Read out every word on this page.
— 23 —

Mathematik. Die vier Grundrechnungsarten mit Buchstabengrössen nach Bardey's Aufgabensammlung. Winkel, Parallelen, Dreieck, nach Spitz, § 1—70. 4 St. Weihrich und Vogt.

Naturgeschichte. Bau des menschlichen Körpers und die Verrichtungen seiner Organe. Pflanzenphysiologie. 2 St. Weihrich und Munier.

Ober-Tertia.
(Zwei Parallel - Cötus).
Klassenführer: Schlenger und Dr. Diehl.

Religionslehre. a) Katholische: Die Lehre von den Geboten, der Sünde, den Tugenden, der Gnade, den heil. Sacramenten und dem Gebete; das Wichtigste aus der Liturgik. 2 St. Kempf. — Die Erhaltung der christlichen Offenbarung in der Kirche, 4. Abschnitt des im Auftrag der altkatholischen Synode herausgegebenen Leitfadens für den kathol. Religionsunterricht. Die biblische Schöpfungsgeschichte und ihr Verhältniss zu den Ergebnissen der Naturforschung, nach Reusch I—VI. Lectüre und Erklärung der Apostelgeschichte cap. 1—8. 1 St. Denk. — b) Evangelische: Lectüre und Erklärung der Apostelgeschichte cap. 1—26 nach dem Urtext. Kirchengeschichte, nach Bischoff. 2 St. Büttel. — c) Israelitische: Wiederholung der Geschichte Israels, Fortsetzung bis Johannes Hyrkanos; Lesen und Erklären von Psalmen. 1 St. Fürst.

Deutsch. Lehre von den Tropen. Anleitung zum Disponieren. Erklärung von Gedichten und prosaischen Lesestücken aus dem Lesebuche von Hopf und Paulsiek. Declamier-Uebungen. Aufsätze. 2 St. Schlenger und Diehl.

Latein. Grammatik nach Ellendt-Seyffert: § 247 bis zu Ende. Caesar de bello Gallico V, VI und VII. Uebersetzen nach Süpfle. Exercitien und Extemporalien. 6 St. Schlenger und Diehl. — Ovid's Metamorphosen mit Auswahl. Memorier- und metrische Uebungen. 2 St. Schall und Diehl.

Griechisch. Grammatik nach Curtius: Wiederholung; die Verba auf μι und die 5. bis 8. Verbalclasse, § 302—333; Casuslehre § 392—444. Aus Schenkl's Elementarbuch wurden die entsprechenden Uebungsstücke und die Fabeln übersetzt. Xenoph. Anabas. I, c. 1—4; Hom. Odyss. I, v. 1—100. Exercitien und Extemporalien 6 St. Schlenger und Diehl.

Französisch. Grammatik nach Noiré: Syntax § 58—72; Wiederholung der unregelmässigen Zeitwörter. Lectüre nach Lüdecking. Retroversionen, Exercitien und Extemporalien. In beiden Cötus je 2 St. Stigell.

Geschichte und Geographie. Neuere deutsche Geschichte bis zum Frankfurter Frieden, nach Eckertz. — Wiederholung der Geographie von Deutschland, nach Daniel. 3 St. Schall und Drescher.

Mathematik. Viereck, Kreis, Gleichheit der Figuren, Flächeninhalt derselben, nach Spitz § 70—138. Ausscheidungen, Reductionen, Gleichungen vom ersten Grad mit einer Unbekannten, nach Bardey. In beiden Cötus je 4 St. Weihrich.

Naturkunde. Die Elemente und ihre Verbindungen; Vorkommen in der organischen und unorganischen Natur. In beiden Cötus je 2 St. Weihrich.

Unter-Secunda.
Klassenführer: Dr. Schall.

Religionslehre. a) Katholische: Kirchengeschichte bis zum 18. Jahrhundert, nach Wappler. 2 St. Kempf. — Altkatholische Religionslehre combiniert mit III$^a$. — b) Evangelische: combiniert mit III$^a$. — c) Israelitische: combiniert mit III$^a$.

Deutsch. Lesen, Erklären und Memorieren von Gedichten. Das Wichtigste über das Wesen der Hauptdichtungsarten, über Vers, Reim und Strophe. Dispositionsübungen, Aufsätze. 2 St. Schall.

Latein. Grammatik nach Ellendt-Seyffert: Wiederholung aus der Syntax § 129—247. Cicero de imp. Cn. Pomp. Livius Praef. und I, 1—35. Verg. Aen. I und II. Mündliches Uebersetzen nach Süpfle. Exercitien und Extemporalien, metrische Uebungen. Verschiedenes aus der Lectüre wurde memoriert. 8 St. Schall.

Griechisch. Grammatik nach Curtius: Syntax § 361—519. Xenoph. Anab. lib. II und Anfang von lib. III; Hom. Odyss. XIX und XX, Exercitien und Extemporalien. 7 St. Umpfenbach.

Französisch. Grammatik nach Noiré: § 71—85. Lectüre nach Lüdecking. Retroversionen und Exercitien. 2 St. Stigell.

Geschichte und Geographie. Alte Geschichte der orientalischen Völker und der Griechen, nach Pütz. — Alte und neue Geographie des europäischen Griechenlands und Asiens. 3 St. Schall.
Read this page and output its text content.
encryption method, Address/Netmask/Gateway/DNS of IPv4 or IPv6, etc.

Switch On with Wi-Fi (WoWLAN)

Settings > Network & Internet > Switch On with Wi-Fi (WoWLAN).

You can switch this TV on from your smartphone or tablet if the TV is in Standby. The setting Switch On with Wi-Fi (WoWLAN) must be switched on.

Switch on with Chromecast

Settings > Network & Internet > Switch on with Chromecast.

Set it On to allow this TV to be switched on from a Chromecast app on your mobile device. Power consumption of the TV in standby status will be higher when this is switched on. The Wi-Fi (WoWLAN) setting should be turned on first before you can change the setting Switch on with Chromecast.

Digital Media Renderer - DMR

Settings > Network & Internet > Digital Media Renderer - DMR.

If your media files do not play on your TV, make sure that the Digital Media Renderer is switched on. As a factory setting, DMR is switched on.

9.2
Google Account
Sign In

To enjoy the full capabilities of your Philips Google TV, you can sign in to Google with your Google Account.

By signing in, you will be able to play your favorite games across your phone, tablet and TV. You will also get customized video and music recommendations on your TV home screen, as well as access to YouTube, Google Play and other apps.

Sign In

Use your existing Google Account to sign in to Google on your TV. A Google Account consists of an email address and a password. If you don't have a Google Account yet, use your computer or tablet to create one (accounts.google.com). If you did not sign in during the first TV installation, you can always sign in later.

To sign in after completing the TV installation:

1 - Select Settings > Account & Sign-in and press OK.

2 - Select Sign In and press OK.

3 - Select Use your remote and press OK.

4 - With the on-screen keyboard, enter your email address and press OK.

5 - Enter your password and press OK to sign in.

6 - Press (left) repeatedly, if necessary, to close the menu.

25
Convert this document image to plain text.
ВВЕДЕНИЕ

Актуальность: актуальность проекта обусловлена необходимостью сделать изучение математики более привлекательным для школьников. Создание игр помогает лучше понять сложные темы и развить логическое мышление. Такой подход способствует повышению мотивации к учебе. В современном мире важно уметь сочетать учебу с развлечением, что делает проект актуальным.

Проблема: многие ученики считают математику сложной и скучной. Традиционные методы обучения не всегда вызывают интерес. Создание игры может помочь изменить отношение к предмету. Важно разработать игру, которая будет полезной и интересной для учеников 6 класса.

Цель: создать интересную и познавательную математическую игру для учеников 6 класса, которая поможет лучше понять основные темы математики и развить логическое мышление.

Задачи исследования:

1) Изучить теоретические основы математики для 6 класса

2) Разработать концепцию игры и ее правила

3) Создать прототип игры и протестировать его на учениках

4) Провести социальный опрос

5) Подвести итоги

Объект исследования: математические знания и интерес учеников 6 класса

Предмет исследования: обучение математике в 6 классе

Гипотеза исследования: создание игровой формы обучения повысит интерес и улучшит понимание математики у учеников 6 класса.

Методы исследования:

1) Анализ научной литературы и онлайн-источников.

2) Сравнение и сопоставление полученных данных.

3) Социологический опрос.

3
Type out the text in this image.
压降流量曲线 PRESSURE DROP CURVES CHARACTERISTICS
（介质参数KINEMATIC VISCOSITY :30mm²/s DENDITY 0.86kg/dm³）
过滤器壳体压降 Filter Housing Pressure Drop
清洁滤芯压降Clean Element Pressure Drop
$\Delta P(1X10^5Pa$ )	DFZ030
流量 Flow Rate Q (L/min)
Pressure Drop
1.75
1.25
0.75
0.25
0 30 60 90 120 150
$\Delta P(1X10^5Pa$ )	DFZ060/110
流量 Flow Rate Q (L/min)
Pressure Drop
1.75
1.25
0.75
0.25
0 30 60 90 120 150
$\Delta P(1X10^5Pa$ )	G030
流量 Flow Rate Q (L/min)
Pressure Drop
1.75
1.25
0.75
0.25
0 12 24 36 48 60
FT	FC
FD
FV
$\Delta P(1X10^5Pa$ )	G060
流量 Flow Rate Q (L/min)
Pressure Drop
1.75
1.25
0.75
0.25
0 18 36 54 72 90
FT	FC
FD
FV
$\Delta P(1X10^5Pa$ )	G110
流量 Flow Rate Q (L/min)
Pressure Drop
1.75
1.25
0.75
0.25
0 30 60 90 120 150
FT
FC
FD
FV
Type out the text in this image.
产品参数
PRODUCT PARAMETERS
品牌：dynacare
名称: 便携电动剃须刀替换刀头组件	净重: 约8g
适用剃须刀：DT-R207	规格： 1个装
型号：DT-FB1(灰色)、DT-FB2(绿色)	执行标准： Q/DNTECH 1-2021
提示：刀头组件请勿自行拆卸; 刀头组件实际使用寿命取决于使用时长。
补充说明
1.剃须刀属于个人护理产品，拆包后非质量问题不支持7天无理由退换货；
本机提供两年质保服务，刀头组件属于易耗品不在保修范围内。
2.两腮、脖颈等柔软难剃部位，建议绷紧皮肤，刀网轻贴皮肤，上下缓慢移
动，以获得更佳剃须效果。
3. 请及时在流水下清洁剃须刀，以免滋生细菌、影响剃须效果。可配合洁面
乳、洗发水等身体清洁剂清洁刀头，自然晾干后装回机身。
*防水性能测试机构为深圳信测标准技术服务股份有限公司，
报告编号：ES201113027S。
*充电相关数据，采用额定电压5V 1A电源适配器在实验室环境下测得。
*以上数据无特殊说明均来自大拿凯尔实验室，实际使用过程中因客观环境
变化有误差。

------------------------------------------------------------

=== WORK TO BE COMPLETED ===
Within the records, how many lines include "учеников"? The answer is the number and nothing else.

=== SOLUTION TO THE EXERCISE ===
4